Collect each line containing "demand".

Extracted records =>
_ _ _
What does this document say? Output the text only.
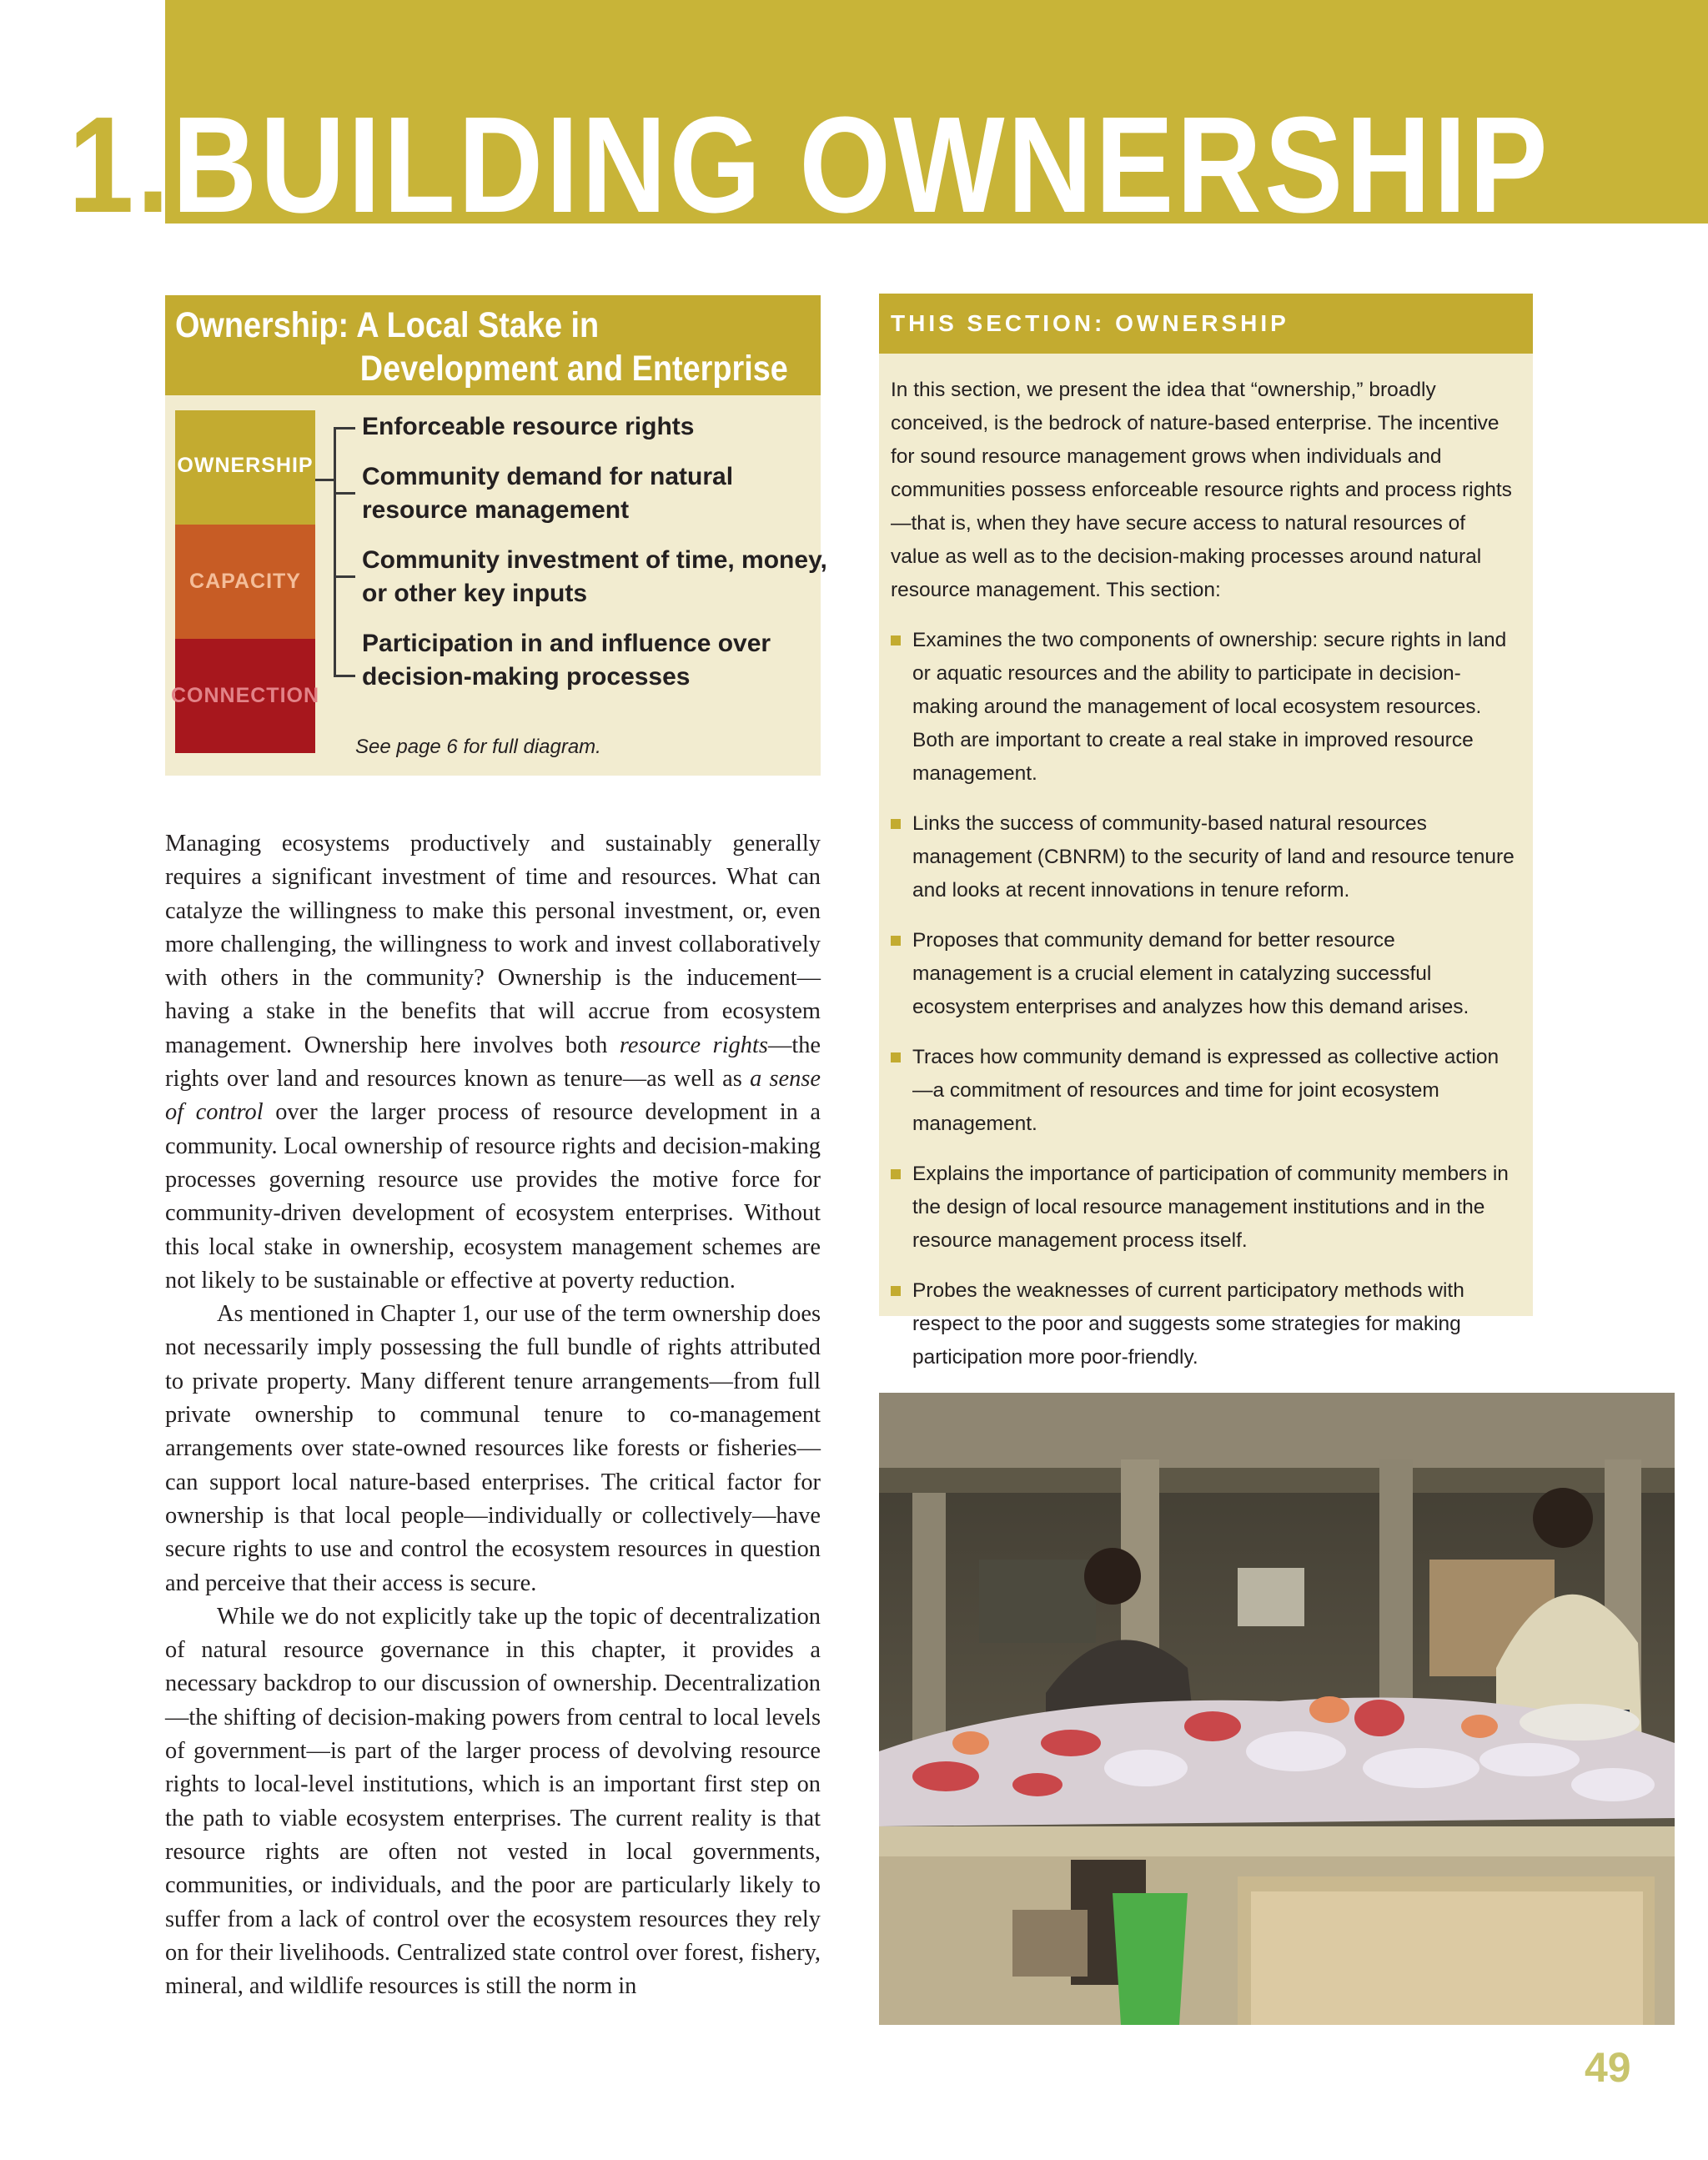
1.BUILDING OWNERSHIP
Ownership: A Local Stake in
Development and Enterprise
OWNERSHIP
CAPACITY
CONNECTION
Enforceable resource rights
Community demand for natural
resource management
Community investment of time, money,
or other key inputs
Participation in and influence over
decision-making processes
See page 6 for full diagram.
THIS SECTION: OWNERSHIP

In this section, we present the idea that “ownership,” broadly conceived, is the bedrock of nature-based enterprise. The incentive for sound resource management grows when individuals and communities possess enforceable resource rights and process rights—that is, when they have secure access to natural resources of value as well as to the decision-making processes around natural resource management. This section:

Examines the two components of ownership: secure rights in land or aquatic resources and the ability to participate in decision-making around the management of local ecosystem resources. Both are important to create a real stake in improved resource management.
Links the success of community-based natural resources management (CBNRM) to the security of land and resource tenure and looks at recent innovations in tenure reform.
Proposes that community demand for better resource management is a crucial element in catalyzing successful ecosystem enterprises and analyzes how this demand arises.
Traces how community demand is expressed as collective action—a commitment of resources and time for joint ecosystem management.
Explains the importance of participation of community members in the design of local resource management institutions and in the resource management process itself.
Probes the weaknesses of current participatory methods with respect to the poor and suggests some strategies for making participation more poor-friendly.

Managing ecosystems productively and sustainably generally requires a significant investment of time and resources. What can catalyze the willingness to make this personal investment, or, even more challenging, the willingness to work and invest collaboratively with others in the community? Ownership is the inducement—having a stake in the benefits that will accrue from ecosystem management. Ownership here involves both resource rights—the rights over land and resources known as tenure—as well as a sense of control over the larger process of resource development in a community. Local ownership of resource rights and decision-making processes governing resource use provides the motive force for community-driven development of ecosystem enterprises. Without this local stake in ownership, ecosystem management schemes are not likely to be sustainable or effective at poverty reduction.

As mentioned in Chapter 1, our use of the term ownership does not necessarily imply possessing the full bundle of rights attributed to private property. Many different tenure arrangements—from full private ownership to communal tenure to co-management arrangements over state-owned resources like forests or fisheries—can support local nature-based enterprises. The critical factor for ownership is that local people—individually or collectively—have secure rights to use and control the ecosystem resources in question and perceive that their access is secure.

While we do not explicitly take up the topic of decentralization of natural resource governance in this chapter, it provides a necessary backdrop to our discussion of ownership. Decentralization—the shifting of decision-making powers from central to local levels of government—is part of the larger process of devolving resource rights to local-level institutions, which is an important first step on the path to viable ecosystem enterprises. The current reality is that resource rights are often not vested in local governments, communities, or individuals, and the poor are particularly likely to suffer from a lack of control over the ecosystem resources they rely on for their livelihoods. Centralized state control over forest, fishery, mineral, and wildlife resources is still the norm in

49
_ _ _
Solution for this task =>
Community demand for natural
Proposes that community demand for better resource management is a crucial element in catalyzing successful ecosystem enterprises and analyzes how this demand arises.
Traces how community demand is expressed as collective action—a commitment of resources and time for joint ecosystem management.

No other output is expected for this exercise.